Record list:
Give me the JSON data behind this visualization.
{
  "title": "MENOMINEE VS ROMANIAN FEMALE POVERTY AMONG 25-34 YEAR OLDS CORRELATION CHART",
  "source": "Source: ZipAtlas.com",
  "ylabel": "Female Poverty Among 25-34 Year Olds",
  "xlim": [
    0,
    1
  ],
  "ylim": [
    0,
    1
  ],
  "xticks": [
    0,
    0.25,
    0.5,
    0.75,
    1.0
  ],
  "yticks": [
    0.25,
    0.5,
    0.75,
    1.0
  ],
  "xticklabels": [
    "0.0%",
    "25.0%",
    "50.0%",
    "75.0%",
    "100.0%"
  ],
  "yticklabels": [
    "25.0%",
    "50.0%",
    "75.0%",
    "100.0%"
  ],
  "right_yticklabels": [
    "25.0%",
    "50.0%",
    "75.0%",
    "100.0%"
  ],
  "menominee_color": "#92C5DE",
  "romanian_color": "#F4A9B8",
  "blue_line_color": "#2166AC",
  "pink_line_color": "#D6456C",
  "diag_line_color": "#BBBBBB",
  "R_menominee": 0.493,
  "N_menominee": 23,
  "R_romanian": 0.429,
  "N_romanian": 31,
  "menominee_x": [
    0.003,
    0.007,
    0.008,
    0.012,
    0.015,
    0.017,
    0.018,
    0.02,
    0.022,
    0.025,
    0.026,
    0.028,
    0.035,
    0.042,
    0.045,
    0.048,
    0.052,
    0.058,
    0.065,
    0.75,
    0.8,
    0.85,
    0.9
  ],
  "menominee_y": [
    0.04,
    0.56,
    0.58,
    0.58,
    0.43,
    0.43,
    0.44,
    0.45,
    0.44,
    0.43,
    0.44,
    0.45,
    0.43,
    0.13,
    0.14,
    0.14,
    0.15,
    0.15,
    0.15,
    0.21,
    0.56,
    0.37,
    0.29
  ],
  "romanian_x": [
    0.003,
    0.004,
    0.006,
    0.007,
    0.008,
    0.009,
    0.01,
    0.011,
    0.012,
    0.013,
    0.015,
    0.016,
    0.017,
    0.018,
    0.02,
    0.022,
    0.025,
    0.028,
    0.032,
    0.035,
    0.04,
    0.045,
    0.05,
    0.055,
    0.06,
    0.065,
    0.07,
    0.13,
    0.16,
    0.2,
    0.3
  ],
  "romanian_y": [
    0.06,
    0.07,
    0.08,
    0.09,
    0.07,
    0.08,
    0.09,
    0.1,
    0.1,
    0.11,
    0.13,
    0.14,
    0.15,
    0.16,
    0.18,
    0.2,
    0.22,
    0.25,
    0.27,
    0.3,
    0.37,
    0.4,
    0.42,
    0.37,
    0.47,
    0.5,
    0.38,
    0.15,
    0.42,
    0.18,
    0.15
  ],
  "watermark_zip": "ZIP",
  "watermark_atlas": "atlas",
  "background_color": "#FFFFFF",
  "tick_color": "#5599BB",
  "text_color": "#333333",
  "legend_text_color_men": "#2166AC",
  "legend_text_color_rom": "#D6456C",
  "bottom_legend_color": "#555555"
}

The problem: The listing above should be transcribed in full, exactly as written.

Solution for this task:
Give me the JSON data behind this visualization.
{
  "title": "MENOMINEE VS ROMANIAN FEMALE POVERTY AMONG 25-34 YEAR OLDS CORRELATION CHART",
  "source": "Source: ZipAtlas.com",
  "ylabel": "Female Poverty Among 25-34 Year Olds",
  "xlim": [
    0,
    1
  ],
  "ylim": [
    0,
    1
  ],
  "xticks": [
    0,
    0.25,
    0.5,
    0.75,
    1.0
  ],
  "yticks": [
    0.25,
    0.5,
    0.75,
    1.0
  ],
  "xticklabels": [
    "0.0%",
    "25.0%",
    "50.0%",
    "75.0%",
    "100.0%"
  ],
  "yticklabels": [
    "25.0%",
    "50.0%",
    "75.0%",
    "100.0%"
  ],
  "right_yticklabels": [
    "25.0%",
    "50.0%",
    "75.0%",
    "100.0%"
  ],
  "menominee_color": "#92C5DE",
  "romanian_color": "#F4A9B8",
  "blue_line_color": "#2166AC",
  "pink_line_color": "#D6456C",
  "diag_line_color": "#BBBBBB",
  "R_menominee": 0.493,
  "N_menominee": 23,
  "R_romanian": 0.429,
  "N_romanian": 31,
  "menominee_x": [
    0.003,
    0.007,
    0.008,
    0.012,
    0.015,
    0.017,
    0.018,
    0.02,
    0.022,
    0.025,
    0.026,
    0.028,
    0.035,
    0.042,
    0.045,
    0.048,
    0.052,
    0.058,
    0.065,
    0.75,
    0.8,
    0.85,
    0.9
  ],
  "menominee_y": [
    0.04,
    0.56,
    0.58,
    0.58,
    0.43,
    0.43,
    0.44,
    0.45,
    0.44,
    0.43,
    0.44,
    0.45,
    0.43,
    0.13,
    0.14,
    0.14,
    0.15,
    0.15,
    0.15,
    0.21,
    0.56,
    0.37,
    0.29
  ],
  "romanian_x": [
    0.003,
    0.004,
    0.006,
    0.007,
    0.008,
    0.009,
    0.01,
    0.011,
    0.012,
    0.013,
    0.015,
    0.016,
    0.017,
    0.018,
    0.02,
    0.022,
    0.025,
    0.028,
    0.032,
    0.035,
    0.04,
    0.045,
    0.05,
    0.055,
    0.06,
    0.065,
    0.07,
    0.13,
    0.16,
    0.2,
    0.3
  ],
  "romanian_y": [
    0.06,
    0.07,
    0.08,
    0.09,
    0.07,
    0.08,
    0.09,
    0.1,
    0.1,
    0.11,
    0.13,
    0.14,
    0.15,
    0.16,
    0.18,
    0.2,
    0.22,
    0.25,
    0.27,
    0.3,
    0.37,
    0.4,
    0.42,
    0.37,
    0.47,
    0.5,
    0.38,
    0.15,
    0.42,
    0.18,
    0.15
  ],
  "watermark_zip": "ZIP",
  "watermark_atlas": "atlas",
  "background_color": "#FFFFFF",
  "tick_color": "#5599BB",
  "text_color": "#333333",
  "legend_text_color_men": "#2166AC",
  "legend_text_color_rom": "#D6456C",
  "bottom_legend_color": "#555555"
}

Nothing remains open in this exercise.